EXERCISE BRIEF
Reproduce every line of the data below word for word, with each name and its four numbers left unchanged.

RECORD EXCERPTS
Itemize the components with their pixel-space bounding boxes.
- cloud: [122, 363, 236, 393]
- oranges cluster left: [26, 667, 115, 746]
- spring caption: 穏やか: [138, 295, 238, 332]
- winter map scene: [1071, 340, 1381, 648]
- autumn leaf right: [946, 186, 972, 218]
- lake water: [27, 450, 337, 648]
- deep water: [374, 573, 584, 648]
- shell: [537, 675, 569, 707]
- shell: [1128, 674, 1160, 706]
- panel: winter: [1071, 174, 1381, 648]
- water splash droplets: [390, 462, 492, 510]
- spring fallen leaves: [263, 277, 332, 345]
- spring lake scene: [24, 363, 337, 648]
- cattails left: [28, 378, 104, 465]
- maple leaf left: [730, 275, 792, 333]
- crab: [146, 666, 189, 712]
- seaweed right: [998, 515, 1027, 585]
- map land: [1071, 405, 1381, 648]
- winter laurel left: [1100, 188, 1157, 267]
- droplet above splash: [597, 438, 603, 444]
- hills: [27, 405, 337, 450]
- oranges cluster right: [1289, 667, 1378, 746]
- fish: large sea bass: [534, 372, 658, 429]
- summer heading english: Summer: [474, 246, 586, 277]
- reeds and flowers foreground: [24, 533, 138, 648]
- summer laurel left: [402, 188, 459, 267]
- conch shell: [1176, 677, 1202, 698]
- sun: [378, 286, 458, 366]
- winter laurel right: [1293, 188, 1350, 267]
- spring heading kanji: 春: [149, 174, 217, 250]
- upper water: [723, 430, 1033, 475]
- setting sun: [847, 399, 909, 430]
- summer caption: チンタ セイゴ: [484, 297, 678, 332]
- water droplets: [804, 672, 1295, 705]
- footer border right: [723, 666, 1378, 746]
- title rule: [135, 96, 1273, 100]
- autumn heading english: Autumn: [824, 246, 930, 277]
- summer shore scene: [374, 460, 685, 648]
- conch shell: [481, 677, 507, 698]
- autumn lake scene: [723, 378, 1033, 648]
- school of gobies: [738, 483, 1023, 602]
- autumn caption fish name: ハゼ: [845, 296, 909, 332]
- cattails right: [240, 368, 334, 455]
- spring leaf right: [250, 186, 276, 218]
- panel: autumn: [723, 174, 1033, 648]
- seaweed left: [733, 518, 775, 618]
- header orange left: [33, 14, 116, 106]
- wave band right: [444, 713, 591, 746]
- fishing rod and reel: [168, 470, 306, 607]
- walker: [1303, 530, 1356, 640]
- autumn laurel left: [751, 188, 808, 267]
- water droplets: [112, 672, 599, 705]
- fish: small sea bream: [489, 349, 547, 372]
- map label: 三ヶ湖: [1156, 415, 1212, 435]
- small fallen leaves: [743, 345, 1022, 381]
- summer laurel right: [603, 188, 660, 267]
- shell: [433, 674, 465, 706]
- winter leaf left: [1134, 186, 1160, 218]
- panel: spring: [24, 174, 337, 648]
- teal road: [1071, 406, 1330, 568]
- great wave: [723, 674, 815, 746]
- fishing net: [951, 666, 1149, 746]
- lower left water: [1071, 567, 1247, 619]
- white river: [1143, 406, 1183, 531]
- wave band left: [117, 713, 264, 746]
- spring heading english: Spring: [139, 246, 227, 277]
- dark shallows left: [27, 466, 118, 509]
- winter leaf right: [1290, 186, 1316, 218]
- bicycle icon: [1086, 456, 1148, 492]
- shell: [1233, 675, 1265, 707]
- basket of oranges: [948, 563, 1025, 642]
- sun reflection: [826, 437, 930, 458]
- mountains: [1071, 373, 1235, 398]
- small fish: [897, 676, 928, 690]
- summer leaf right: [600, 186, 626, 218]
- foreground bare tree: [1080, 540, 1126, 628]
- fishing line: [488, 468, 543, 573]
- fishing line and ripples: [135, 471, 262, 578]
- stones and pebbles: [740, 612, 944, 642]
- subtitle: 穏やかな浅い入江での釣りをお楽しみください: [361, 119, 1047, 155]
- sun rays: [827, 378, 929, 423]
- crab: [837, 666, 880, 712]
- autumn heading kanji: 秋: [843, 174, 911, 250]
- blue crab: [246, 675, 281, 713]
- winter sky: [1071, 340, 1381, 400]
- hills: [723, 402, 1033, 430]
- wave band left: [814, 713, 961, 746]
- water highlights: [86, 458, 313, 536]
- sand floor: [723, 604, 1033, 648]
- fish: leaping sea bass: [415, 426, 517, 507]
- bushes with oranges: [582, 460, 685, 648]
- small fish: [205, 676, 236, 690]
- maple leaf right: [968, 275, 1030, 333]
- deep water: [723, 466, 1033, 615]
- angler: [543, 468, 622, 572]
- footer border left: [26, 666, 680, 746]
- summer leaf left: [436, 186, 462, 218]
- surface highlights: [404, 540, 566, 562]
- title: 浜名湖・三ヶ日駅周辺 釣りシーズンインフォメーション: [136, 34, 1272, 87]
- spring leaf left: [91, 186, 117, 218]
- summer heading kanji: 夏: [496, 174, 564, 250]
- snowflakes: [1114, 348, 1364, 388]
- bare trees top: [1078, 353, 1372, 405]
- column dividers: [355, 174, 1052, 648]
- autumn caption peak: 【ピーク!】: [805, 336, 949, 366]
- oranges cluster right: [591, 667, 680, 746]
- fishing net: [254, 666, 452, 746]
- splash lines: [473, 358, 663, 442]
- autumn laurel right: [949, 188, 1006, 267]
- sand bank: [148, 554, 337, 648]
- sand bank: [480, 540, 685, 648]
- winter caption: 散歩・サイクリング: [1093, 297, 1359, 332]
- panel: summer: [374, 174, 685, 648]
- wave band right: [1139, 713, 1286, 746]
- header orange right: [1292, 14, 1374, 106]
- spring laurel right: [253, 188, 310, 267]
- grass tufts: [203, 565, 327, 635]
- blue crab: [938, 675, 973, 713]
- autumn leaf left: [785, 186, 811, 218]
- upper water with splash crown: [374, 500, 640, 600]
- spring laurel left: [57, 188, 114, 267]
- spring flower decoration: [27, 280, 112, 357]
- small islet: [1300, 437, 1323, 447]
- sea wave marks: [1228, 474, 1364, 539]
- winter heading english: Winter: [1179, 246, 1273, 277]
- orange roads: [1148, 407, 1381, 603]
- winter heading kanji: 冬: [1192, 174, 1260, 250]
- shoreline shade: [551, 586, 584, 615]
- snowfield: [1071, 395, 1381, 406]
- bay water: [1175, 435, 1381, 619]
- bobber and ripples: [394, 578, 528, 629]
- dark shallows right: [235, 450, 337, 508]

SOLUTION TO THE PROBLEM
Itemize the components with their pixel-space bounding boxes.
- cloud: [122, 363, 236, 393]
- oranges cluster left: [26, 667, 115, 746]
- spring caption: 穏やか: [138, 295, 238, 332]
- winter map scene: [1071, 340, 1381, 648]
- autumn leaf right: [946, 186, 972, 218]
- lake water: [27, 450, 337, 648]
- deep water: [374, 573, 584, 648]
- shell: [537, 675, 569, 707]
- shell: [1128, 674, 1160, 706]
- panel: winter: [1071, 174, 1381, 648]
- water splash droplets: [390, 462, 492, 510]
- spring fallen leaves: [263, 277, 332, 345]
- spring lake scene: [24, 363, 337, 648]
- cattails left: [28, 378, 104, 465]
- maple leaf left: [730, 275, 792, 333]
- crab: [146, 666, 189, 712]
- seaweed right: [998, 515, 1027, 585]
- map land: [1071, 405, 1381, 648]
- winter laurel left: [1100, 188, 1157, 267]
- droplet above splash: [597, 438, 603, 444]
- hills: [27, 405, 337, 450]
- oranges cluster right: [1289, 667, 1378, 746]
- fish: large sea bass: [534, 372, 658, 429]
- summer heading english: Summer: [474, 246, 586, 277]
- reeds and flowers foreground: [24, 533, 138, 648]
- summer laurel left: [402, 188, 459, 267]
- conch shell: [1176, 677, 1202, 698]
- sun: [378, 286, 458, 366]
- winter laurel right: [1293, 188, 1350, 267]
- spring heading kanji: 春: [149, 174, 217, 250]
- upper water: [723, 430, 1033, 475]
- setting sun: [847, 399, 909, 430]
- summer caption: チンタ セイゴ: [484, 297, 678, 332]
- water droplets: [804, 672, 1295, 705]
- footer border right: [723, 666, 1378, 746]
- title rule: [135, 96, 1273, 100]
- autumn heading english: Autumn: [824, 246, 930, 277]
- summer shore scene: [374, 460, 685, 648]
- conch shell: [481, 677, 507, 698]
- autumn lake scene: [723, 378, 1033, 648]
- school of gobies: [738, 483, 1023, 602]
- autumn caption fish name: ハゼ: [845, 296, 909, 332]
- cattails right: [240, 368, 334, 455]
- spring leaf right: [250, 186, 276, 218]
- panel: autumn: [723, 174, 1033, 648]
- seaweed left: [733, 518, 775, 618]
- header orange left: [33, 14, 116, 106]
- wave band right: [444, 713, 591, 746]
- fishing rod and reel: [168, 470, 306, 607]
- walker: [1303, 530, 1356, 640]
- autumn laurel left: [751, 188, 808, 267]
- water droplets: [112, 672, 599, 705]
- fish: small sea bream: [489, 349, 547, 372]
- map label: 三ヶ湖: [1156, 415, 1212, 435]
- small fallen leaves: [743, 345, 1022, 381]
- summer laurel right: [603, 188, 660, 267]
- shell: [433, 674, 465, 706]
- winter leaf left: [1134, 186, 1160, 218]
- panel: spring: [24, 174, 337, 648]
- teal road: [1071, 406, 1330, 568]
- great wave: [723, 674, 815, 746]
- fishing net: [951, 666, 1149, 746]
- lower left water: [1071, 567, 1247, 619]
- white river: [1143, 406, 1183, 531]
- wave band left: [117, 713, 264, 746]
- spring heading english: Spring: [139, 246, 227, 277]
- dark shallows left: [27, 466, 118, 509]
- winter leaf right: [1290, 186, 1316, 218]
- bicycle icon: [1086, 456, 1148, 492]
- shell: [1233, 675, 1265, 707]
- basket of oranges: [948, 563, 1025, 642]
- sun reflection: [826, 437, 930, 458]
- mountains: [1071, 373, 1235, 398]
- small fish: [897, 676, 928, 690]
- summer leaf right: [600, 186, 626, 218]
- foreground bare tree: [1080, 540, 1126, 628]
- fishing line: [488, 468, 543, 573]
- fishing line and ripples: [135, 471, 262, 578]
- stones and pebbles: [740, 612, 944, 642]
- subtitle: 穏やかな浅い入江での釣りをお楽しみください: [361, 119, 1047, 155]
- sun rays: [827, 378, 929, 423]
- crab: [837, 666, 880, 712]
- autumn heading kanji: 秋: [843, 174, 911, 250]
- blue crab: [246, 675, 281, 713]
- winter sky: [1071, 340, 1381, 400]
- hills: [723, 402, 1033, 430]
- wave band left: [814, 713, 961, 746]
- water highlights: [86, 458, 313, 536]
- sand floor: [723, 604, 1033, 648]
- fish: leaping sea bass: [415, 426, 517, 507]
- bushes with oranges: [582, 460, 685, 648]
- small fish: [205, 676, 236, 690]
- maple leaf right: [968, 275, 1030, 333]
- deep water: [723, 466, 1033, 615]
- angler: [543, 468, 622, 572]
- footer border left: [26, 666, 680, 746]
- summer leaf left: [436, 186, 462, 218]
- surface highlights: [404, 540, 566, 562]
- title: 浜名湖・三ヶ日駅周辺 釣りシーズンインフォメーション: [136, 34, 1272, 87]
- spring leaf left: [91, 186, 117, 218]
- summer heading kanji: 夏: [496, 174, 564, 250]
- snowflakes: [1114, 348, 1364, 388]
- bare trees top: [1078, 353, 1372, 405]
- column dividers: [355, 174, 1052, 648]
- autumn caption peak: 【ピーク!】: [805, 336, 949, 366]
- oranges cluster right: [591, 667, 680, 746]
- fishing net: [254, 666, 452, 746]
- splash lines: [473, 358, 663, 442]
- autumn laurel right: [949, 188, 1006, 267]
- sand bank: [148, 554, 337, 648]
- sand bank: [480, 540, 685, 648]
- winter caption: 散歩・サイクリング: [1093, 297, 1359, 332]
- panel: summer: [374, 174, 685, 648]
- wave band right: [1139, 713, 1286, 746]
- header orange right: [1292, 14, 1374, 106]
- spring laurel right: [253, 188, 310, 267]
- grass tufts: [203, 565, 327, 635]
- blue crab: [938, 675, 973, 713]
- autumn leaf left: [785, 186, 811, 218]
- upper water with splash crown: [374, 500, 640, 600]
- spring laurel left: [57, 188, 114, 267]
- spring flower decoration: [27, 280, 112, 357]
- small islet: [1300, 437, 1323, 447]
- sea wave marks: [1228, 474, 1364, 539]
- winter heading english: Winter: [1179, 246, 1273, 277]
- orange roads: [1148, 407, 1381, 603]
- winter heading kanji: 冬: [1192, 174, 1260, 250]
- shoreline shade: [551, 586, 584, 615]
- snowfield: [1071, 395, 1381, 406]
- bay water: [1175, 435, 1381, 619]
- bobber and ripples: [394, 578, 528, 629]
- dark shallows right: [235, 450, 337, 508]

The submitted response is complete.